TEXT TO READ:
____

UNITED STATES
SECURITIES AND EXCHANGE COMMISSION
Washington, D.C. 20549
 
FORM 8-K
 
CURRENT REPORT
 
Pursuant to Section 13 OR 15(d) of
The Securities Exchange Act of 1934
 
        Date of Report (Date of earliest event reported)  October 27, 2011
 
   
HARLEYSVILLE GROUP INC.
 
(Exact name of registrant as specified in charter)
 

Delaware
0-14697
51-0241172
(State or other jurisdiction of incorporation)
(Commission File Number)
(IRS Employer Identification No.)
     

 
355 Maple Avenue, Harleysville, Pennsylvania
19438
(Address of principal executive offices)
(Zip Code)

 
Registrant’s telephone number, including area code (215) 256-5000
 
Not Applicable
(Former name or former address, if changed since last report.)

 
Check the appropriate box below if the Form 8-K filing is intended to simultaneously satisfy the filing obligation of the registrant under any of the following provisions (see General Instruction A.2. below):
 
 oWritten communications pursuant to Rule 425 under the Securities Act (17 CFR 230.425)
 þSoliciting material pursuant to Rule 14a-12 under the Exchange Act (17 CFR 240.14a-12)
 oPre-commencement communications pursuant to Rule 14d-2(b) under the Exchange Act (17 CFR 240.14d-2(b))
 oPre-commencement communications pursuant to Rule 13e-4(c) under the Exchange Act (17 CFR 240.13e-4(c))



 

 
 

 

 

Item 8.01                  Other Events.
 
On October 27, 2011, the Board of Directors of Harleysville Group Inc. (the “Company”) determined to postpone the Company’s 2012 Annual Meeting of Stockholders.  Under the Company’s Amended and Restated By-laws (the “By-Laws”), the 2012 Annual Meeting of Stockholders was originally scheduled for April 25, 2012.  The Board of Directors determined to postpone the 2012 Annual Meeting of Stockholders because of the pendency of the transactions contemplated under the Agreement and Plan of Merger dated September 28, 2011, by and among Nationwide Mutual Insurance Company (“Nationwide”),  Nationals Sub, Inc., the Company and Harleysville Mutual Insurance Company (the “Merger Agreement”).

Because of the postponement of the 2012 Annual Meeting of Stockholders, the due dates for the provision of any qualified stockholder proposal under the rules of the Securities and Exchange Commission (November 23, 2011) or qualified stockholder nominations or other proposals under the By-Laws (January 26, 2012) described in the Company’s 2011 Proxy Statement will no longer be applicable.  In the event the Board of Directors determines it advisable to hold the 2012 Annual Meeting of Stockholders, the Company will notify stockholders of the new meeting date and the due date by which any qualified stockholder proposals or stockholder nominations should be submitted.  Any such notice will be provided in accordance with state law, the By-Laws and the requirements of the Securities and Exchange Commission.

____

EXTRACTED INFORMATION:

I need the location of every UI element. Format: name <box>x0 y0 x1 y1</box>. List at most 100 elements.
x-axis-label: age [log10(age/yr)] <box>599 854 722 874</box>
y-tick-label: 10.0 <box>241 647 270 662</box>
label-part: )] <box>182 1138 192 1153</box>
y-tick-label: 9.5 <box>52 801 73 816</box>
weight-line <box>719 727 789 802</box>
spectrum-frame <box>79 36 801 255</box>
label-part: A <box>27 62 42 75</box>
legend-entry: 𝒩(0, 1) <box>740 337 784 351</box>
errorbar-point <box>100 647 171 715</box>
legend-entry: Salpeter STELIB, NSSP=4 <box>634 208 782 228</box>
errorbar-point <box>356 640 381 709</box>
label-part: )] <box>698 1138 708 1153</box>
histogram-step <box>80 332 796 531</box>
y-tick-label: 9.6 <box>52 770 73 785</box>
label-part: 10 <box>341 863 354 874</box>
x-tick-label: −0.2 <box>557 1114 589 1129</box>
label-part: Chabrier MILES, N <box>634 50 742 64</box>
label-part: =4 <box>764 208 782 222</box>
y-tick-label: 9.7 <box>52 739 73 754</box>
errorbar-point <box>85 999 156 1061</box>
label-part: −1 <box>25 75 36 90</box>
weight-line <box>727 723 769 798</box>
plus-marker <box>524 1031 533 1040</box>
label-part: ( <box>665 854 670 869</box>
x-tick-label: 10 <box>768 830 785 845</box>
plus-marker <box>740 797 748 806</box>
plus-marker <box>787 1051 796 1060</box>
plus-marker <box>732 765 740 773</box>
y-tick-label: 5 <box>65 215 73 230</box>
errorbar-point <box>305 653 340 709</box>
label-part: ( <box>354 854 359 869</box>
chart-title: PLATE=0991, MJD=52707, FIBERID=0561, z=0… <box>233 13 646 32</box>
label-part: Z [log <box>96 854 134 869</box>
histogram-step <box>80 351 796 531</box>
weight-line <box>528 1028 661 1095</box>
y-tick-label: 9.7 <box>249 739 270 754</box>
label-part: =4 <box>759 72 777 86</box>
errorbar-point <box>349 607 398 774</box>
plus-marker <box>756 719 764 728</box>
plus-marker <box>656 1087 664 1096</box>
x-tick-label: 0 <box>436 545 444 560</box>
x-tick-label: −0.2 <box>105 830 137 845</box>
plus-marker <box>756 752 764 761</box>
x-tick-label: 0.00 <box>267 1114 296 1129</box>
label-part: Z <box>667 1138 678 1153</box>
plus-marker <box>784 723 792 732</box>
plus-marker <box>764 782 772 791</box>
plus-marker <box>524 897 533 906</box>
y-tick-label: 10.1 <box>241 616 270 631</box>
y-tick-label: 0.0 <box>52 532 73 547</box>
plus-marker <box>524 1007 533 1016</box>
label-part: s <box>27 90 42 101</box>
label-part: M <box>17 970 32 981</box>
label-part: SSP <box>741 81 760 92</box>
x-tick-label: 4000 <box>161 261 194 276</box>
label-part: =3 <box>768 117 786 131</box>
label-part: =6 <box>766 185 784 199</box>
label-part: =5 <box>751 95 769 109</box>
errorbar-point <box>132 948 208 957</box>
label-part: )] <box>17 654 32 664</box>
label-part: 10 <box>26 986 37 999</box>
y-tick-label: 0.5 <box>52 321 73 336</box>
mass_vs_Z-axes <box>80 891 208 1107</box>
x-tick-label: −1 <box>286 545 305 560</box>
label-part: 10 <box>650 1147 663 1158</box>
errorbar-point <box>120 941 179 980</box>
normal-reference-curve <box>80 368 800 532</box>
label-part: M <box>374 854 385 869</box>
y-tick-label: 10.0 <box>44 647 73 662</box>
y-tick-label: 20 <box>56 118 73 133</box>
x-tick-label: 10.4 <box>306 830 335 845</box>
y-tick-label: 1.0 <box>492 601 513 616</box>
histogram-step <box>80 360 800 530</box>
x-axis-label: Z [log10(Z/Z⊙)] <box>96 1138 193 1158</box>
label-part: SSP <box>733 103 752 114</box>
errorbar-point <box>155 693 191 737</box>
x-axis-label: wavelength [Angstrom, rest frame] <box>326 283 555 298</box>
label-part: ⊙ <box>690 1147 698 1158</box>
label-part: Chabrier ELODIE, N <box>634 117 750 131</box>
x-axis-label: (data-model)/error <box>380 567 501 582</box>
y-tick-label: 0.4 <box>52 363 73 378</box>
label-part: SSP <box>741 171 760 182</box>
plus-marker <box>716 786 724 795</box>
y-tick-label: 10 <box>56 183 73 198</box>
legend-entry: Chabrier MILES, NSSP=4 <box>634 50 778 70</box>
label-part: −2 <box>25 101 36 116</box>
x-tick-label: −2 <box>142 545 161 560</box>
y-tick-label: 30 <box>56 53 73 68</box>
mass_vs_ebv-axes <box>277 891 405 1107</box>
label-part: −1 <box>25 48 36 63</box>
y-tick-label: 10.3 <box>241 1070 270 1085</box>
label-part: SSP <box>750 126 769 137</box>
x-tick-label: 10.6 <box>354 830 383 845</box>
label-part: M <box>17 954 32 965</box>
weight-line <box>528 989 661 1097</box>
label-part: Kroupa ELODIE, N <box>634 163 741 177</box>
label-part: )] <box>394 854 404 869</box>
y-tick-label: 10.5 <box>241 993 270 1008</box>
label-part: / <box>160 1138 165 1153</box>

____

TASKS:
**a.** Please repeat the rows word for word, from the first row up to and including the row that contains "errorbar-point <box>100 647 171 715</box>".
**b.** Pick up the Harleysville Group filing after its last sentence and continue writing it.

PER-TASK ANSWERS:
**a.**
I need the location of every UI element. Format: name <box>x0 y0 x1 y1</box>. List at most 100 elements.
x-axis-label: age [log10(age/yr)] <box>599 854 722 874</box>
y-tick-label: 10.0 <box>241 647 270 662</box>
label-part: )] <box>182 1138 192 1153</box>
y-tick-label: 9.5 <box>52 801 73 816</box>
weight-line <box>719 727 789 802</box>
spectrum-frame <box>79 36 801 255</box>
label-part: A <box>27 62 42 75</box>
legend-entry: 𝒩(0, 1) <box>740 337 784 351</box>
errorbar-point <box>100 647 171 715</box>

**b.**
Under the Merger Agreement, upon satisfaction of all closing conditions, including approval of the Company Merger (as defined below) by the Company’s stockholders,  Harleysville Mutual Insurance Company will merge with and into Nationwide, with Nationwide continuing as the surviving entity, and, immediately thereafter, Nationals Sub, Inc., a wholly owned subsidiary of Nationwide, will merge with and into the Company, with the Company surviving as a wholly owned subsidiary of  Nationwide (the “Company Merger”).  Pursuant to the Merger Agreement, at the effective time (the “Effective Time”) of the Company Merger, holders of shares of the Company’s common stock, other than the shares held by Harleysville Mutual Insurance Company and the shares for which holders have perfected appraisal rights under applicable Delaware law, will be entitled to receive a cash payment of $60 per share in cash.  Following the Effective Time, all of the common stock of the Company will be owned by Nationwide and will no longer be registered under the Securities Exchange Act of 1934, as amended, or listed on the NASDAQ Global Select Market.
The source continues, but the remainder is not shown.